* What the exercise asks
Filter the entries, keeping every line with the word "全部替换".

* * * * *

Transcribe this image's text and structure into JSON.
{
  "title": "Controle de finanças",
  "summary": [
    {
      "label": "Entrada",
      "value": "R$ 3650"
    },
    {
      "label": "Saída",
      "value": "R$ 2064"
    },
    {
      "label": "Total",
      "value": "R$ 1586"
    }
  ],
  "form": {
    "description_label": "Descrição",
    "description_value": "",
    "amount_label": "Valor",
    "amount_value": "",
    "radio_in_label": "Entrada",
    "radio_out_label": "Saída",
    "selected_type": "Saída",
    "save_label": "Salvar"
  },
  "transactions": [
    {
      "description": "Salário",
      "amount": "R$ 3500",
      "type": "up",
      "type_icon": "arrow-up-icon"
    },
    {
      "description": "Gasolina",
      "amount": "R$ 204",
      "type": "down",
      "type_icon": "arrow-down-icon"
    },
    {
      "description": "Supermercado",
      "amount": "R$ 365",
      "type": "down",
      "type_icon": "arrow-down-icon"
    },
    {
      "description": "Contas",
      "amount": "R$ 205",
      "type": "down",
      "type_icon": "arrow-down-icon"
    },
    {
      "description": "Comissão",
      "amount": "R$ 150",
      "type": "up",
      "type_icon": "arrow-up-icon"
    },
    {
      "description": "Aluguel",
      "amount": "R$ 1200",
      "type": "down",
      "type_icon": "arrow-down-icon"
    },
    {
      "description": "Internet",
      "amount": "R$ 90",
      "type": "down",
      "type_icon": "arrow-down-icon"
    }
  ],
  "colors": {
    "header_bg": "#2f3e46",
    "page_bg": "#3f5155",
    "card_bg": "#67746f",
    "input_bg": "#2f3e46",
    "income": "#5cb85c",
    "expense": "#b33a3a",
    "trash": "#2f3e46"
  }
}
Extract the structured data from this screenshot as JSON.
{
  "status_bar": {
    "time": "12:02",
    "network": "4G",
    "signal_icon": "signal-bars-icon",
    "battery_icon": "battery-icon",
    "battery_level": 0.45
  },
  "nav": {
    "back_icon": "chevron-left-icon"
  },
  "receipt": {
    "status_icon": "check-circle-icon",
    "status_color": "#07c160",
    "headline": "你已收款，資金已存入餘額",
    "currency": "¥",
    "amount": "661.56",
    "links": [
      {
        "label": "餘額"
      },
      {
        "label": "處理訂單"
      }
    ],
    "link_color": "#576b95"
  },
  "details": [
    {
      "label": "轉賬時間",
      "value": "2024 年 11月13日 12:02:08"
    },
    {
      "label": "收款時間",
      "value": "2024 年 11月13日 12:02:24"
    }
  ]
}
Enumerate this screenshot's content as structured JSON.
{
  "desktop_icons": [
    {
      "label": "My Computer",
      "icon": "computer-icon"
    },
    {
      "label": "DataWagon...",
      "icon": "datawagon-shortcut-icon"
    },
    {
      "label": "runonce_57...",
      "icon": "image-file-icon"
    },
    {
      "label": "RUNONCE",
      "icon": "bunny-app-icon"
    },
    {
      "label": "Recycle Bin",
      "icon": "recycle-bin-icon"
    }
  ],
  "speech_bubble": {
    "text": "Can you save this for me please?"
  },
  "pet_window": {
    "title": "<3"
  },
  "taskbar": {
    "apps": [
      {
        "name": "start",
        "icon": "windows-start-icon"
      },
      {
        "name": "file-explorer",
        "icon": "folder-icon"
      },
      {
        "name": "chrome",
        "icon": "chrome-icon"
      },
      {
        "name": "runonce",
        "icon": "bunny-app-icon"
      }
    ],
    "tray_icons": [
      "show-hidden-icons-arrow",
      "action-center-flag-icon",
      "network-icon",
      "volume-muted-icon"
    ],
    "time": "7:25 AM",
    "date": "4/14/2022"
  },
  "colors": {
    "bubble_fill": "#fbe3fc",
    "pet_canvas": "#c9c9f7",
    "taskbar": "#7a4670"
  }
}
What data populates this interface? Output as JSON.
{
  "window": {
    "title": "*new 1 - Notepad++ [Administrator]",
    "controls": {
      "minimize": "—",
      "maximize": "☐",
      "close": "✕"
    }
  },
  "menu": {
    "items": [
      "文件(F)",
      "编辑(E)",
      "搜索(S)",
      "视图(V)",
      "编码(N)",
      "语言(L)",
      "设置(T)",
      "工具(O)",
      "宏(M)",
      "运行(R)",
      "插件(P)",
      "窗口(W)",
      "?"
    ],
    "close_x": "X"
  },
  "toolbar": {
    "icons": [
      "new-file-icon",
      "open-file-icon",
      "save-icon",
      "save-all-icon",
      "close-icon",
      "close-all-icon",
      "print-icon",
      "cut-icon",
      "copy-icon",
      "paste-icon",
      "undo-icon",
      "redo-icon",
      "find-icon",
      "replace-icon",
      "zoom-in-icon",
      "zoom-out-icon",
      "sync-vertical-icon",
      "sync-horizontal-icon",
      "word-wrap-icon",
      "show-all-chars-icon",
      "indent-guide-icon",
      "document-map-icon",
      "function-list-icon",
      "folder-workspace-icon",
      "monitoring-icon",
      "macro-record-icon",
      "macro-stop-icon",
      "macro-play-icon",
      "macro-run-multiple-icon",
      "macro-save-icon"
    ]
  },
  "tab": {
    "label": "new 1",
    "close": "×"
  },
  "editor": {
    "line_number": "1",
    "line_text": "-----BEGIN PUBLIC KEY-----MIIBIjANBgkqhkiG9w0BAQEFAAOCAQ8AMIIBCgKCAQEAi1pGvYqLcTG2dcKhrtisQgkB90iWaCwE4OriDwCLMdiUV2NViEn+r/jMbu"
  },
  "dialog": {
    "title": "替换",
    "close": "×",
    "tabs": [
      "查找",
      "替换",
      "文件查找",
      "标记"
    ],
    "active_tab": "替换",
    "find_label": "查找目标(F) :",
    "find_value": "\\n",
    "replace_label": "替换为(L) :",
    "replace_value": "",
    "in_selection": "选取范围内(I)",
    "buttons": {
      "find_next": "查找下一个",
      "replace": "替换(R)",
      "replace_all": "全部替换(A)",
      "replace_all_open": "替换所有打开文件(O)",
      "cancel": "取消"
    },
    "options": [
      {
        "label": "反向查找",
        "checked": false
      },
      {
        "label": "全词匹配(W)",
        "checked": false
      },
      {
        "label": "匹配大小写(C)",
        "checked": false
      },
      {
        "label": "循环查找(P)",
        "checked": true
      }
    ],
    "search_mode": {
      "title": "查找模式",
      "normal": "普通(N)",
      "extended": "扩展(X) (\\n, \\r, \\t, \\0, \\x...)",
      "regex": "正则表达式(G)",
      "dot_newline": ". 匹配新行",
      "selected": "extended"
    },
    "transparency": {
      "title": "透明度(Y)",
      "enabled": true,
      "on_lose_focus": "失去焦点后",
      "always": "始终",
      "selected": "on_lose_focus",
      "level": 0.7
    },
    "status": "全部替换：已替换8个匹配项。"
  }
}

* * * * *

* Solution
      "replace_all": "全部替换(A)",
    "status": "全部替换：已替换8个匹配项。"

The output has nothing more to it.